Hey Everybody, welcome to the Clouded Compass podcast. This is Laurie, I'm your host, I am a social worker, in a lot of other things. And I'm here to talk to us today about one of my favorite frameworks for understanding what to keep and what to let go of. And it's I frame it in the terms of shedding, not shoulding.
So if you look back at your life, and I want you to ask yourself how you arrived at the beliefs that you have? In other words, where did you learn these things from? Then I want you to ask if you agree with them or not. Because most of the time we live our lives in the land of Should: Should do this, I should do this, I should do that option, do that, shouldn't do this, oh, my God, I should I should really pay attention to my own mental health, blah, blah, blah.
Yep, we should do a lot of things. Guess what, The world ain't perfect.
But where did those values come from? The reality is, if you really set an intention, and were meaningful and purposeful, and those things had value to you, it wouldn't be a question you would do them, there would be no shoulds. The disconnect is between I should get use my rational brain that yep, that's a great idea.
And where you're actually ready to go in terms of your readiness, willingness, and skill level, I believe I can't and I, I'm getting them wrong, but but your readiness and willingness often don't match the should. When that happens, we beat ourselves up. What if we, instead of shoulding, What if we start shedding, stop, shoulding.

* [Required actions]
1. List the three terms the podcast transcript uses to describe where a person is actually ready to go.
2. Duplicate the part of the podcast transcript that opens with the words containing "Hey Everybody, welcome" and closes with "world ain't perfect.".

* [Material provided]
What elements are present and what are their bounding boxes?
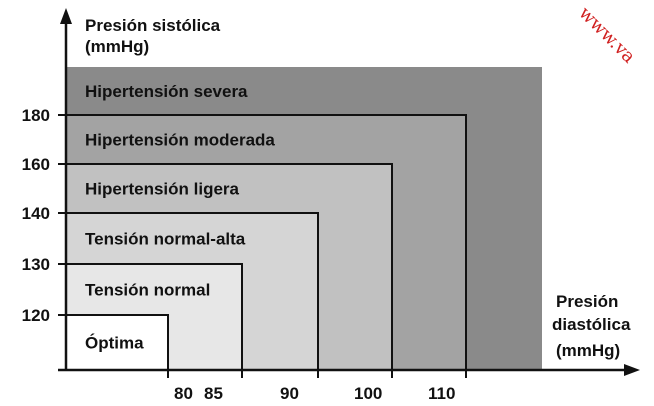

* [Results of the exercise]
1. Readiness, willingness, and skill level.

2.
Hey Everybody, welcome to the Clouded Compass podcast. This is Laurie, I'm your host, I am a social worker, in a lot of other things. And I'm here to talk to us today about one of my favorite frameworks for understanding what to keep and what to let go of. And it's I frame it in the terms of shedding, not shoulding.
So if you look back at your life, and I want you to ask yourself how you arrived at the beliefs that you have? In other words, where did you learn these things from? Then I want you to ask if you agree with them or not. Because most of the time we live our lives in the land of Should: Should do this, I should do this, I should do that option, do that, shouldn't do this, oh, my God, I should I should really pay attention to my own mental health, blah, blah, blah.
Yep, we should do a lot of things. Guess what, The world ain't perfect.